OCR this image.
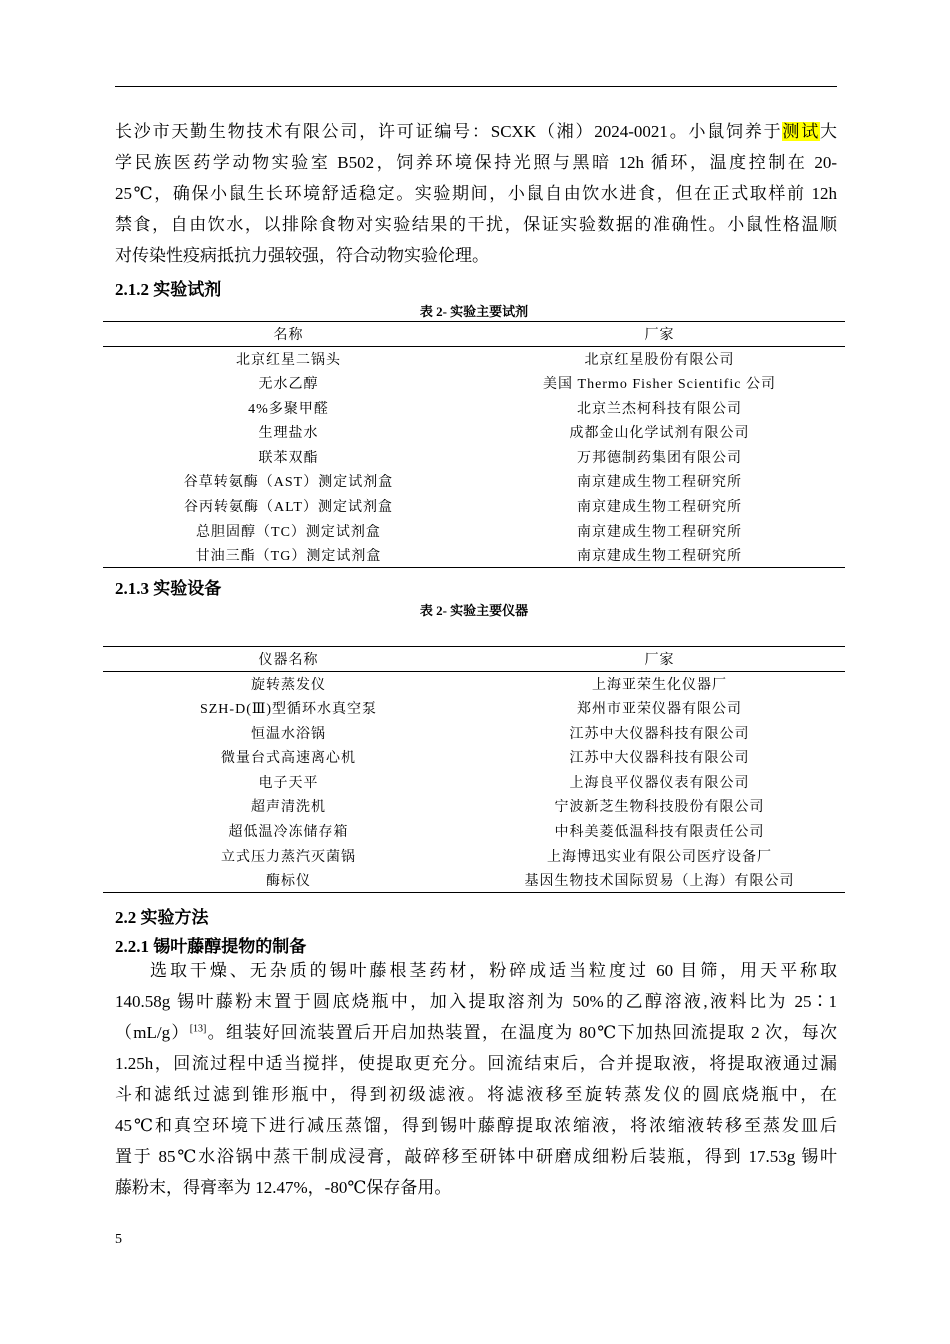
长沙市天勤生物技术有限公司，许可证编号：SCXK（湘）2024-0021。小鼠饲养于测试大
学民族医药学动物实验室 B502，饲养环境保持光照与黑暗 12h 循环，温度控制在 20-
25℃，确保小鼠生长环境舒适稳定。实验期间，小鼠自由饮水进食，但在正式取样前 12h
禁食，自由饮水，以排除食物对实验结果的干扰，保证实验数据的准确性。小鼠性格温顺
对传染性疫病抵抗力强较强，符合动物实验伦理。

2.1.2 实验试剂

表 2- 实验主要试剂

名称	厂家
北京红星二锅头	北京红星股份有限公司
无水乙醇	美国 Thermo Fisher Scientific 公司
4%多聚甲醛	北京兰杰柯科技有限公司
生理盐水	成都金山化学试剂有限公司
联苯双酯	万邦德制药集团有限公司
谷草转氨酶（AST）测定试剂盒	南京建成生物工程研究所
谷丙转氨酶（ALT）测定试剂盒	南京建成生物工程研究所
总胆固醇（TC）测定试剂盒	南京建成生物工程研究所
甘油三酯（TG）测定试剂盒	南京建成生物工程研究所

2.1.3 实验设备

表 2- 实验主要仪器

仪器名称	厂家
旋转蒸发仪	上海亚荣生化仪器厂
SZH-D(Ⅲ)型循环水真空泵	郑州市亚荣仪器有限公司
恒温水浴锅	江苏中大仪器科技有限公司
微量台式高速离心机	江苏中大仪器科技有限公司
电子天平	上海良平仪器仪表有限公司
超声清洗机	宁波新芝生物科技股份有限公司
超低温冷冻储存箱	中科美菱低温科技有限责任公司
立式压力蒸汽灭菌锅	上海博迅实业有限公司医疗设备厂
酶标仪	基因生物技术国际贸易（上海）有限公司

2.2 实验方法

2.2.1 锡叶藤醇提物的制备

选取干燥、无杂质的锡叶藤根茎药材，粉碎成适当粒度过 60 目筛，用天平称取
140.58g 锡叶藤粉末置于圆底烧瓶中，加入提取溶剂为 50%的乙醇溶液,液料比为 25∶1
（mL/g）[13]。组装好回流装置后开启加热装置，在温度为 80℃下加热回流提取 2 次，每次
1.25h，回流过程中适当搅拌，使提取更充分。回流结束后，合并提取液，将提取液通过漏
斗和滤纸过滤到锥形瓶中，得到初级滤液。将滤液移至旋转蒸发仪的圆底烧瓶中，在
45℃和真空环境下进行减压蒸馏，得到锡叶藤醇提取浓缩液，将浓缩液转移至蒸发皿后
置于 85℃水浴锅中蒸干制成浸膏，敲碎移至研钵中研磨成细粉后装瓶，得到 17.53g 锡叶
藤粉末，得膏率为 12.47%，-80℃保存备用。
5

+---+

[The exercise] Copy every line above word for word and exclude the pictures.

[Reply to the exercise]
OCR this image.
长沙市天勤生物技术有限公司，许可证编号：SCXK（湘）2024-0021。小鼠饲养于测试大
学民族医药学动物实验室 B502，饲养环境保持光照与黑暗 12h 循环，温度控制在 20-
25℃，确保小鼠生长环境舒适稳定。实验期间，小鼠自由饮水进食，但在正式取样前 12h
禁食，自由饮水，以排除食物对实验结果的干扰，保证实验数据的准确性。小鼠性格温顺
对传染性疫病抵抗力强较强，符合动物实验伦理。

2.1.2 实验试剂

表 2- 实验主要试剂

名称	厂家
北京红星二锅头	北京红星股份有限公司
无水乙醇	美国 Thermo Fisher Scientific 公司
4%多聚甲醛	北京兰杰柯科技有限公司
生理盐水	成都金山化学试剂有限公司
联苯双酯	万邦德制药集团有限公司
谷草转氨酶（AST）测定试剂盒	南京建成生物工程研究所
谷丙转氨酶（ALT）测定试剂盒	南京建成生物工程研究所
总胆固醇（TC）测定试剂盒	南京建成生物工程研究所
甘油三酯（TG）测定试剂盒	南京建成生物工程研究所

2.1.3 实验设备

表 2- 实验主要仪器

仪器名称	厂家
旋转蒸发仪	上海亚荣生化仪器厂
SZH-D(Ⅲ)型循环水真空泵	郑州市亚荣仪器有限公司
恒温水浴锅	江苏中大仪器科技有限公司
微量台式高速离心机	江苏中大仪器科技有限公司
电子天平	上海良平仪器仪表有限公司
超声清洗机	宁波新芝生物科技股份有限公司
超低温冷冻储存箱	中科美菱低温科技有限责任公司
立式压力蒸汽灭菌锅	上海博迅实业有限公司医疗设备厂
酶标仪	基因生物技术国际贸易（上海）有限公司

2.2 实验方法

2.2.1 锡叶藤醇提物的制备

选取干燥、无杂质的锡叶藤根茎药材，粉碎成适当粒度过 60 目筛，用天平称取
140.58g 锡叶藤粉末置于圆底烧瓶中，加入提取溶剂为 50%的乙醇溶液,液料比为 25∶1
（mL/g）[13]。组装好回流装置后开启加热装置，在温度为 80℃下加热回流提取 2 次，每次
1.25h，回流过程中适当搅拌，使提取更充分。回流结束后，合并提取液，将提取液通过漏
斗和滤纸过滤到锥形瓶中，得到初级滤液。将滤液移至旋转蒸发仪的圆底烧瓶中，在
45℃和真空环境下进行减压蒸馏，得到锡叶藤醇提取浓缩液，将浓缩液转移至蒸发皿后
置于 85℃水浴锅中蒸干制成浸膏，敲碎移至研钵中研磨成细粉后装瓶，得到 17.53g 锡叶
藤粉末，得膏率为 12.47%，-80℃保存备用。
5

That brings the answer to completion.